* _What to work on_: Locate each line holding the string "porös" and copy it.

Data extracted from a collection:
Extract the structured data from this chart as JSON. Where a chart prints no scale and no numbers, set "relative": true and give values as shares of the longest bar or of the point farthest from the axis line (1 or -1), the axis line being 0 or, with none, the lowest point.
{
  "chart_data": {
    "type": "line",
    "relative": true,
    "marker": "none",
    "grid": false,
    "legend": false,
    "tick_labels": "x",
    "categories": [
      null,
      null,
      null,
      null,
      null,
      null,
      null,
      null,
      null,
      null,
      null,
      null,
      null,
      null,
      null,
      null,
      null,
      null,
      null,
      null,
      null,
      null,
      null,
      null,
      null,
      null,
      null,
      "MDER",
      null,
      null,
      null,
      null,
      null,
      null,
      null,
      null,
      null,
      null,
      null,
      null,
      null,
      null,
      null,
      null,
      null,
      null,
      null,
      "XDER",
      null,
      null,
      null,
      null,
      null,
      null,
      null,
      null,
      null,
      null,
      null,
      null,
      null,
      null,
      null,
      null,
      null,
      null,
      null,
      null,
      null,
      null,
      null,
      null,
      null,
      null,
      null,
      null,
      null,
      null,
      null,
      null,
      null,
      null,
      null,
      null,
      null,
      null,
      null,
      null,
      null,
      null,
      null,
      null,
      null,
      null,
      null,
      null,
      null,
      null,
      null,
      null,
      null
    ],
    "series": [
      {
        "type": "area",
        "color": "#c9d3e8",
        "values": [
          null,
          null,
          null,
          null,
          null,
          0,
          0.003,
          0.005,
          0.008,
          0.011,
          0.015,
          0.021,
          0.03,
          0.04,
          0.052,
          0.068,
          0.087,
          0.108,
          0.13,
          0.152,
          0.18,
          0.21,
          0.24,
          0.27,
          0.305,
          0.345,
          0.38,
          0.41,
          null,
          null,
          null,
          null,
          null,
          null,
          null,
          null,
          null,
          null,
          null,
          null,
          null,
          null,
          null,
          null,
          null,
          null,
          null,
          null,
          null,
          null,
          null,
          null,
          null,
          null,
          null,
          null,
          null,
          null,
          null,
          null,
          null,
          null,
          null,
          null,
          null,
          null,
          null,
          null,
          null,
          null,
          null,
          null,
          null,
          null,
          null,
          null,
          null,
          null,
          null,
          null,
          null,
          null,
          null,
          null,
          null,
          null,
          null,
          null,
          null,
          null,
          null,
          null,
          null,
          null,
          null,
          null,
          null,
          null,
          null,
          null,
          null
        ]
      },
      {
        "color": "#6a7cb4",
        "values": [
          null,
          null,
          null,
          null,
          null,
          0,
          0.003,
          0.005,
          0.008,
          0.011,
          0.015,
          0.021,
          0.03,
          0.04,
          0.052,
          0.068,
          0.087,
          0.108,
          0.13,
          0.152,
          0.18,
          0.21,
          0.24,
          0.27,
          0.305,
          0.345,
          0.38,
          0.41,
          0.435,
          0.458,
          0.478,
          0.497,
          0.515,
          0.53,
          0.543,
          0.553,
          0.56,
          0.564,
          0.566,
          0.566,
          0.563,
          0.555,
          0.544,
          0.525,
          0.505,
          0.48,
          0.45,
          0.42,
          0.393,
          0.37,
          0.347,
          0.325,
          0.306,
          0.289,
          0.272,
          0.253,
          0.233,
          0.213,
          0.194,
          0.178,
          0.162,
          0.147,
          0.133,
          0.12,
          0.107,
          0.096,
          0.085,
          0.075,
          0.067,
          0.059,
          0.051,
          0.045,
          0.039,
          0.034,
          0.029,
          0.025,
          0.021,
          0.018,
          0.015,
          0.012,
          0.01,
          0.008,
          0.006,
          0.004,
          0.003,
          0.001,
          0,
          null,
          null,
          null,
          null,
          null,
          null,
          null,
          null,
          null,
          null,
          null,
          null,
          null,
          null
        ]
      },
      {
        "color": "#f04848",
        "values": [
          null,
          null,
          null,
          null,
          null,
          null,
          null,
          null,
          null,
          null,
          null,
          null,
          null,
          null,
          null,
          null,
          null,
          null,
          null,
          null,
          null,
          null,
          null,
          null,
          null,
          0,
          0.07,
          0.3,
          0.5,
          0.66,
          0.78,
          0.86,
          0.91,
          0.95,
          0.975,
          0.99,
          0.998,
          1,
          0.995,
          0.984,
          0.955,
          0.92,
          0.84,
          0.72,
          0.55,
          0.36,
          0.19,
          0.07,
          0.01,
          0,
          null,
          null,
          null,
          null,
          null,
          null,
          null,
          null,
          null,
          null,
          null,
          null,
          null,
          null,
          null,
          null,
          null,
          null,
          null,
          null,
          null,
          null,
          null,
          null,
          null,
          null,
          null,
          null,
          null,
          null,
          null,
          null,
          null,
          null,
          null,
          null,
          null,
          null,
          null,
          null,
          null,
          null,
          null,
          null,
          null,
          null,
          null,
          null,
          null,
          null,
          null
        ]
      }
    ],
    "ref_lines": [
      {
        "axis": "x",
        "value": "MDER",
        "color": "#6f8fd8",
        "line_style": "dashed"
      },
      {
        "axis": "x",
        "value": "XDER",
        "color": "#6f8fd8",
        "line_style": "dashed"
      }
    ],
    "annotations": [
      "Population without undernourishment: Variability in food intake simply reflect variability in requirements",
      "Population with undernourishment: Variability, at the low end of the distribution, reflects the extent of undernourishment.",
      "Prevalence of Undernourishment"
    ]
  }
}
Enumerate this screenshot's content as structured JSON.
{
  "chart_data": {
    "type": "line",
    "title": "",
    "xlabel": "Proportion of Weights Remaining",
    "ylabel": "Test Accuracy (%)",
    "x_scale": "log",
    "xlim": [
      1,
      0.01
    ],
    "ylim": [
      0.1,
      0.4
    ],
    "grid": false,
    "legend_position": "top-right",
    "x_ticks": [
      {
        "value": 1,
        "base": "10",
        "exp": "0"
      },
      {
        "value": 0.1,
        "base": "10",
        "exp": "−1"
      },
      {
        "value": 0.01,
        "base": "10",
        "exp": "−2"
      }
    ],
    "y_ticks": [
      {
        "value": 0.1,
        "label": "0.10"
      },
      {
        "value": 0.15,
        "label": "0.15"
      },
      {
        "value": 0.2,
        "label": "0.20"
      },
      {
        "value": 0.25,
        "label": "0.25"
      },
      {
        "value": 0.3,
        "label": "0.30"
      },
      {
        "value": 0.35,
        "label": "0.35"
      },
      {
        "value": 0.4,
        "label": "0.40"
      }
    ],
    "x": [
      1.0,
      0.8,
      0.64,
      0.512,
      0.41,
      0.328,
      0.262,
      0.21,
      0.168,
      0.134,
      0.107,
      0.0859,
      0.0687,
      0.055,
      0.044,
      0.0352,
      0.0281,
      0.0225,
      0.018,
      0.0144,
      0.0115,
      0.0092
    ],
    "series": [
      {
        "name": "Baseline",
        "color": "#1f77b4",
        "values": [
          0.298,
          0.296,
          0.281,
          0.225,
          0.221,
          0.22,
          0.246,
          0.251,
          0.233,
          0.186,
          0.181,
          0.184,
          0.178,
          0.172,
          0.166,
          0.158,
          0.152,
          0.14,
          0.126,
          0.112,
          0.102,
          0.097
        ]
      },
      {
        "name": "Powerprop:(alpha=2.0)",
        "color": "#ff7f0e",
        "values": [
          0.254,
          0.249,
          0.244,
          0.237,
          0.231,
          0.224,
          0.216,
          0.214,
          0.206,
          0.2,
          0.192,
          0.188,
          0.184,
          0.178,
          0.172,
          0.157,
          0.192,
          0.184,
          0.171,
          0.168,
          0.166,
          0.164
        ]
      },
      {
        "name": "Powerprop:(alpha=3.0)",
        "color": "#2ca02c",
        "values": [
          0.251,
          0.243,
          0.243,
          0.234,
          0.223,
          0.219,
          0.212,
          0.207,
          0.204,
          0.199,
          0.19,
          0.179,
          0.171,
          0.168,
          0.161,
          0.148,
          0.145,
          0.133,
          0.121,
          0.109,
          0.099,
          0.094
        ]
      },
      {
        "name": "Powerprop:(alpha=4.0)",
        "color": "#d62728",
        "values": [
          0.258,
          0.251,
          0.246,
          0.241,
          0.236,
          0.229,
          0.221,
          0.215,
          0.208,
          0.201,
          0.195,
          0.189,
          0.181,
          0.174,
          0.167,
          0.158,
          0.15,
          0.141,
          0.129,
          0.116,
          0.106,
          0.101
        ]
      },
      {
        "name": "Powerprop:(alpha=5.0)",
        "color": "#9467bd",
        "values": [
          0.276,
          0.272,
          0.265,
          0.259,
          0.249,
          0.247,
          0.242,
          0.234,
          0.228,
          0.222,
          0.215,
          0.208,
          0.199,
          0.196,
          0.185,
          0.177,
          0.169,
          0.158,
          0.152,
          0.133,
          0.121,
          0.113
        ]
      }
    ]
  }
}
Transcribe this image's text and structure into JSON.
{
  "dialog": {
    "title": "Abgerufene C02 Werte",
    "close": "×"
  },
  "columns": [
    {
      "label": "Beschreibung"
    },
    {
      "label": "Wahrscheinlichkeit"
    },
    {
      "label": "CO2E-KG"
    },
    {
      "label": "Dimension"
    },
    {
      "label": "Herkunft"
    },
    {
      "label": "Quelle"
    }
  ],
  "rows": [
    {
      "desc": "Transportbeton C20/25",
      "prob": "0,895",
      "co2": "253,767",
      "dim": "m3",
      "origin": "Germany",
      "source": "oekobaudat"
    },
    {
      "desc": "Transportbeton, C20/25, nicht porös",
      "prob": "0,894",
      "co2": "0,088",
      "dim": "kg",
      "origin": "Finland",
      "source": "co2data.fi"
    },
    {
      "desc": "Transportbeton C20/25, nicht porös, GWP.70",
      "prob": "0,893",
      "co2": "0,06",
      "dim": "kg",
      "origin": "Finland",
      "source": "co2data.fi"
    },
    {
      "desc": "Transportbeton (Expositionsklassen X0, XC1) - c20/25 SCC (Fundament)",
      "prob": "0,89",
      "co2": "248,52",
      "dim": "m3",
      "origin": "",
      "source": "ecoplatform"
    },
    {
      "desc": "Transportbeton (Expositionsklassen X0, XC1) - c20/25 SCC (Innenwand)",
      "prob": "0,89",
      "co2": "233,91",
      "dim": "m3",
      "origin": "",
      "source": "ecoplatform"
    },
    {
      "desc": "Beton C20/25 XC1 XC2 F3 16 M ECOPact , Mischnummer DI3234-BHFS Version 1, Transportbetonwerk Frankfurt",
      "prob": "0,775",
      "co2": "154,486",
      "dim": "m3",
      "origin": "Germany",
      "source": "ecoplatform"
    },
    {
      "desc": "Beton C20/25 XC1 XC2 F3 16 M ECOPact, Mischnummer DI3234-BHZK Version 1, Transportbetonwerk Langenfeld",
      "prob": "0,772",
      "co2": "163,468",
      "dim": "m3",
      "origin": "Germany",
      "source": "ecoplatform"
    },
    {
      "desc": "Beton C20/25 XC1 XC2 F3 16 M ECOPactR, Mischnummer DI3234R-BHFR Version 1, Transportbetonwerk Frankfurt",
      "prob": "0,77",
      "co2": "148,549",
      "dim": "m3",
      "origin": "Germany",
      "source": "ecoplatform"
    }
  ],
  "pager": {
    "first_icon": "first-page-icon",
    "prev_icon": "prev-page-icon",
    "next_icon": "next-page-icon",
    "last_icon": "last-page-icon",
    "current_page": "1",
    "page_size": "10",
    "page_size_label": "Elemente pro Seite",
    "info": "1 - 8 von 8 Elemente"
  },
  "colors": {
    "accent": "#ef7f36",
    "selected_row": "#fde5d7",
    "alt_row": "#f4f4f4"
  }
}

* _Result for this exercise_:
      "desc": "Transportbeton, C20/25, nicht porös",
      "desc": "Transportbeton C20/25, nicht porös, GWP.70",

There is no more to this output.